GIVEN INSTRUCTION: In the commit page below, why does the new get_code function check its operand in more than one way before returning?

PAGE TEXT:

● ● ● ● ● ● ●

Mailing List Archive

GH-115419: Tidy up tier 2 optimizer. Merge peephole pass into main pass (GH-117997)
https://github.com/python/cpython/commit/e32f6e9e4b202ce8759b201f7eafe4982c0eaa41
commit: e32f6e9e4b202ce8759b201f7eafe4982c0eaa41
branch: main
author: Mark Shannon <mark@hotpy.org>
committer: markshannon <mark@hotpy.org>
date: 2024-04-18T11:09:30+01:00
summary:

GH-115419: Tidy up tier 2 optimizer. Merge peephole pass into main pass (GH-117997)

files:
M Python/optimizer_analysis.c
M Python/optimizer_bytecodes.c
M Python/optimizer_cases.c.h

diff --git a/Python/optimizer_analysis.c b/Python/optimizer_analysis.c
index a21679f366a74e..90444e33568b9d 100644
--- a/Python/optimizer_analysis.c
+++ b/Python/optimizer_analysis.c
@@ -362,6 +362,30 @@ eliminate_pop_guard(_PyUOpInstruction *this_instr, bool exit)
}
}

+/* _PUSH_FRAME/_POP_FRAME's operand can be 0, a PyFunctionObject *, or a
+ * PyCodeObject *. Retrieve the code object if possible.
+ */
+static PyCodeObject *
+get_code(_PyUOpInstruction *op)
+{
+ assert(op->opcode == _PUSH_FRAME || op->opcode == _POP_FRAME);
+ PyCodeObject *co = NULL;
+ uint64_t operand = op->operand;
+ if (operand == 0) {
+ return NULL;
+ }
+ if (operand & 1) {
+ co = (PyCodeObject *)(operand & ~1);
+ }
+ else {
+ PyFunctionObject *func = (PyFunctionObject *)operand;
+ assert(PyFunction_Check(func));
+ co = (PyCodeObject *)func->func_code;
+ }
+ assert(PyCode_Check(co));
+ return co;
+}
+
/* 1 for success, 0 for not ready, cannot error at the moment. */
static int
optimize_uops(
@@ -376,6 +400,10 @@ optimize_uops(
_Py_UOpsContext context;
_Py_UOpsContext *ctx = &context;
uint32_t opcode = UINT16_MAX;
+ int curr_space = 0;
+ int max_space = 0;
+ _PyUOpInstruction *first_valid_check_stack = NULL;
+ _PyUOpInstruction *corresponding_check_stack = NULL;

if (_Py_uop_abstractcontext_init(ctx) < 0) {
goto out_of_space;
@@ -416,8 +444,7 @@ optimize_uops(
ctx->frame->stack_pointer = stack_pointer;
assert(STACK_LEVEL() >= 0);
}
- _Py_uop_abstractcontext_fini(ctx);
- return trace_len;
+ Py_UNREACHABLE();

out_of_space:
DPRINTF(3, "\n");
@@ -443,9 +470,17 @@ optimize_uops(
_Py_uop_abstractcontext_fini(ctx);
return 0;
done:
- /* Cannot optimize further, but there would be no benefit
- * in retrying later */
+ /* Either reached the end or cannot optimize further, but there
+ * would be no benefit in retrying later */
_Py_uop_abstractcontext_fini(ctx);
+ if (first_valid_check_stack != NULL) {
+ assert(first_valid_check_stack->opcode == _CHECK_STACK_SPACE);
+ assert(max_space > 0);
+ assert(max_space <= INT_MAX);
+ assert(max_space <= INT32_MAX);
+ first_valid_check_stack->opcode = _CHECK_STACK_SPACE_OPERAND;
+ first_valid_check_stack->operand = max_space;
+ }
return trace_len;
}

@@ -532,124 +567,6 @@ remove_unneeded_uops(_PyUOpInstruction *buffer, int buffer_size)

● ● ● ● ● ● ●

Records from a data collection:

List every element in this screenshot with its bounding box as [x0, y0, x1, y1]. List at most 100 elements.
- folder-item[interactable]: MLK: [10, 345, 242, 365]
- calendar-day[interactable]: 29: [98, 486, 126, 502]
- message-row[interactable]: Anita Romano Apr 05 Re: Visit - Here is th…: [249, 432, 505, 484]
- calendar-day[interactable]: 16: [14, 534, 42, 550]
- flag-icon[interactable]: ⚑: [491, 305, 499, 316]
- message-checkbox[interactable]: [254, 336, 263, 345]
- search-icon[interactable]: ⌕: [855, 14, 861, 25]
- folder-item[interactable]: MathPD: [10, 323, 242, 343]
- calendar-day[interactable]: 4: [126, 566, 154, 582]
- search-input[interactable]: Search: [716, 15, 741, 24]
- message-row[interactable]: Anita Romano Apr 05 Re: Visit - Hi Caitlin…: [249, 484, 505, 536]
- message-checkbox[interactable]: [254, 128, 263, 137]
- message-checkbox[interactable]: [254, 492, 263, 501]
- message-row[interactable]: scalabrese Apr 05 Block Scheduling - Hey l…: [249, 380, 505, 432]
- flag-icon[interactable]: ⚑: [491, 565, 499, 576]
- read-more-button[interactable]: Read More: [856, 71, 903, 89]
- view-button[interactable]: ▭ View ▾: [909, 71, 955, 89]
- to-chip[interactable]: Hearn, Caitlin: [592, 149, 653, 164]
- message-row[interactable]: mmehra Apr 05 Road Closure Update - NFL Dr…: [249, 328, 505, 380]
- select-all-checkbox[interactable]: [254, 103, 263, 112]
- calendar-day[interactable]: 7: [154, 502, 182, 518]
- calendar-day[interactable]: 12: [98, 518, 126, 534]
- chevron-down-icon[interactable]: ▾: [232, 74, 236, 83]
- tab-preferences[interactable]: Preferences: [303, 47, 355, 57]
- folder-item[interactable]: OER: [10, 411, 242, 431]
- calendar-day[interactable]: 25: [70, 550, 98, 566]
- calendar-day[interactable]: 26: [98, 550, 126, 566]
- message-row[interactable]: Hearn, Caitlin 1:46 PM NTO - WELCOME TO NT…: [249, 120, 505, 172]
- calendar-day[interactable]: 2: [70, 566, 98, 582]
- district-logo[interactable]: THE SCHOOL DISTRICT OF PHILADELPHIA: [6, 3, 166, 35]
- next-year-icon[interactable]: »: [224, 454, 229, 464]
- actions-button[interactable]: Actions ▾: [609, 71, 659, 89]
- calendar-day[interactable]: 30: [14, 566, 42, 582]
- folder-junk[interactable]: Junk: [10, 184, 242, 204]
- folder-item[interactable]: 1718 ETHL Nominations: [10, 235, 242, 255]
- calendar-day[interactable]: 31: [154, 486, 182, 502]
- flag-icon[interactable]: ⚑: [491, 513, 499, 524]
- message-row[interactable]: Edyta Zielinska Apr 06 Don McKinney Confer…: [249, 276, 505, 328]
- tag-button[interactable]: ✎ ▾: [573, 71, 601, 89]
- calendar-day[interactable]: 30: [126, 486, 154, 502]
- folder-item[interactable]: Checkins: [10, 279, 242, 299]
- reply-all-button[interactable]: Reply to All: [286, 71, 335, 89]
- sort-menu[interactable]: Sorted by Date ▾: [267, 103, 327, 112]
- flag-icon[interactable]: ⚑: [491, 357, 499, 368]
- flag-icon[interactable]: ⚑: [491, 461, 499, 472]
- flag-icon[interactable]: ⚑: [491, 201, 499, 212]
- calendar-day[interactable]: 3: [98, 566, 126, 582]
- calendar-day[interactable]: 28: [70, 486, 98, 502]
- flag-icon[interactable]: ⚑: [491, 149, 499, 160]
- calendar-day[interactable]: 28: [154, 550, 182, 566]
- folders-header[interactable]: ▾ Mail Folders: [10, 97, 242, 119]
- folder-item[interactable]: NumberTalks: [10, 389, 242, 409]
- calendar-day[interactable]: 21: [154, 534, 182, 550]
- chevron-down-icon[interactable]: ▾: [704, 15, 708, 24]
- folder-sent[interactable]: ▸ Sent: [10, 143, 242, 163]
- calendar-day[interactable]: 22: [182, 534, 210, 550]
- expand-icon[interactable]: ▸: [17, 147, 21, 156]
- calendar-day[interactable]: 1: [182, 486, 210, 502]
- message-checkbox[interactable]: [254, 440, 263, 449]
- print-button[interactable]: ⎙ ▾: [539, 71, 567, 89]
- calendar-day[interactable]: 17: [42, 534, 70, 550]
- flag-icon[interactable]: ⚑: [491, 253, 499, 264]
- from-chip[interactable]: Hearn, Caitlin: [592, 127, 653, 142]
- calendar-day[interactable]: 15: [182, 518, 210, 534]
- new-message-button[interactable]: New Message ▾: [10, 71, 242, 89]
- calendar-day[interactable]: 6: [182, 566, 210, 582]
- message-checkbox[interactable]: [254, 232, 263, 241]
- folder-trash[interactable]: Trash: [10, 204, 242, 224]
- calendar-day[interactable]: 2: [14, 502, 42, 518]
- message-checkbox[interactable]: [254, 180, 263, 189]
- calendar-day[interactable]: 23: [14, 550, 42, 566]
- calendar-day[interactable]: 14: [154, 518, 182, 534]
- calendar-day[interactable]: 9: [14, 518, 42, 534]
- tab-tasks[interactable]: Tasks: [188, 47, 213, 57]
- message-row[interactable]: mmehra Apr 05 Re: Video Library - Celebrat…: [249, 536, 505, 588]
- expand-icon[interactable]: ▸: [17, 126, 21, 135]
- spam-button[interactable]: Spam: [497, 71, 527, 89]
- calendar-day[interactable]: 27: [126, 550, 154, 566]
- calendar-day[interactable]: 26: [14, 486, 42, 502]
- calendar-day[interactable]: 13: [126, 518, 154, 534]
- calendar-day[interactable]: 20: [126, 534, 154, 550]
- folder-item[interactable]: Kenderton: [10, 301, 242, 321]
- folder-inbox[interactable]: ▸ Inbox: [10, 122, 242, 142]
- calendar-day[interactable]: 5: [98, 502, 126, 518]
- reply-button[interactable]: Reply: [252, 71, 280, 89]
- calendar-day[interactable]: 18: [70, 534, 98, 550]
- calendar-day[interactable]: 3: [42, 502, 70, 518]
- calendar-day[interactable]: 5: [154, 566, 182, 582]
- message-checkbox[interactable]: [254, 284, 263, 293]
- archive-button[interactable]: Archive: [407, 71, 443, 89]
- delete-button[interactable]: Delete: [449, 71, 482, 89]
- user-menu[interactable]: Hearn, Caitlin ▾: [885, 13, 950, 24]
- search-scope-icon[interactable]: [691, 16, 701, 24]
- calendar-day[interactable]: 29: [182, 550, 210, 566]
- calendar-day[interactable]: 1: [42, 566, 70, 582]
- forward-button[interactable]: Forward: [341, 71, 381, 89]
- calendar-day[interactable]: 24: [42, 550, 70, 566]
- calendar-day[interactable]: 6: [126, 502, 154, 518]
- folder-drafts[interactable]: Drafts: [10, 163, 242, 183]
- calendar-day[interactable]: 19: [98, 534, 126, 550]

● ● ● ● ● ● ●

THE REPLY: The comment above get_code says that the operand of _PUSH_FRAME/_POP_FRAME can be 0, a PyFunctionObject *, or a PyCodeObject *, and the function's job is to retrieve the code object if possible. So it returns NULL when the operand is 0. Otherwise it takes the code object either directly from the operand or from the function object's func_code.